**Problem**
Quote all entries in full, exactly.
*** Records to use ***
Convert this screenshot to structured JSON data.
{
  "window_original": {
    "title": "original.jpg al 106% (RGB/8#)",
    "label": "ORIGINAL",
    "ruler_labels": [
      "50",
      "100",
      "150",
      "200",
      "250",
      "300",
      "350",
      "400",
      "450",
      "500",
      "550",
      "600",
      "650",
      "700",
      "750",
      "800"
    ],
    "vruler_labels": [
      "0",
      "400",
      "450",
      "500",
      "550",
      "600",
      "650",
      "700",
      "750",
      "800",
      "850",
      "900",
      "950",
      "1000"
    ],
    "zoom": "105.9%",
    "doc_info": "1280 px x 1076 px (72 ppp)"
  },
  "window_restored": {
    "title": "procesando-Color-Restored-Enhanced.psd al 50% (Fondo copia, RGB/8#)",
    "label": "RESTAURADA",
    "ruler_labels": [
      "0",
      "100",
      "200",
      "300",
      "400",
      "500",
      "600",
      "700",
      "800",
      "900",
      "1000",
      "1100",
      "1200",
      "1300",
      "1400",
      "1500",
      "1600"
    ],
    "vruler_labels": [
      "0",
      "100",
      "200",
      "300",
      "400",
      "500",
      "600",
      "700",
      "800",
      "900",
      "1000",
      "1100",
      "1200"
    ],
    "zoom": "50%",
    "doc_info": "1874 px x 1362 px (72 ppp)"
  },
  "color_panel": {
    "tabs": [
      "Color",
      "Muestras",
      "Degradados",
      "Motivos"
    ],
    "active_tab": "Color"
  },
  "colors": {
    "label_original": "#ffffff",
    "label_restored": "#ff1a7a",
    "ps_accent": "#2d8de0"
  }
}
***
**Written answer**
Convert this screenshot to structured JSON data.
{
  "window_original": {
    "title": "original.jpg al 106% (RGB/8#)",
    "label": "ORIGINAL",
    "ruler_labels": [
      "50",
      "100",
      "150",
      "200",
      "250",
      "300",
      "350",
      "400",
      "450",
      "500",
      "550",
      "600",
      "650",
      "700",
      "750",
      "800"
    ],
    "vruler_labels": [
      "0",
      "400",
      "450",
      "500",
      "550",
      "600",
      "650",
      "700",
      "750",
      "800",
      "850",
      "900",
      "950",
      "1000"
    ],
    "zoom": "105.9%",
    "doc_info": "1280 px x 1076 px (72 ppp)"
  },
  "window_restored": {
    "title": "procesando-Color-Restored-Enhanced.psd al 50% (Fondo copia, RGB/8#)",
    "label": "RESTAURADA",
    "ruler_labels": [
      "0",
      "100",
      "200",
      "300",
      "400",
      "500",
      "600",
      "700",
      "800",
      "900",
      "1000",
      "1100",
      "1200",
      "1300",
      "1400",
      "1500",
      "1600"
    ],
    "vruler_labels": [
      "0",
      "100",
      "200",
      "300",
      "400",
      "500",
      "600",
      "700",
      "800",
      "900",
      "1000",
      "1100",
      "1200"
    ],
    "zoom": "50%",
    "doc_info": "1874 px x 1362 px (72 ppp)"
  },
  "color_panel": {
    "tabs": [
      "Color",
      "Muestras",
      "Degradados",
      "Motivos"
    ],
    "active_tab": "Color"
  },
  "colors": {
    "label_original": "#ffffff",
    "label_restored": "#ff1a7a",
    "ps_accent": "#2d8de0"
  }
}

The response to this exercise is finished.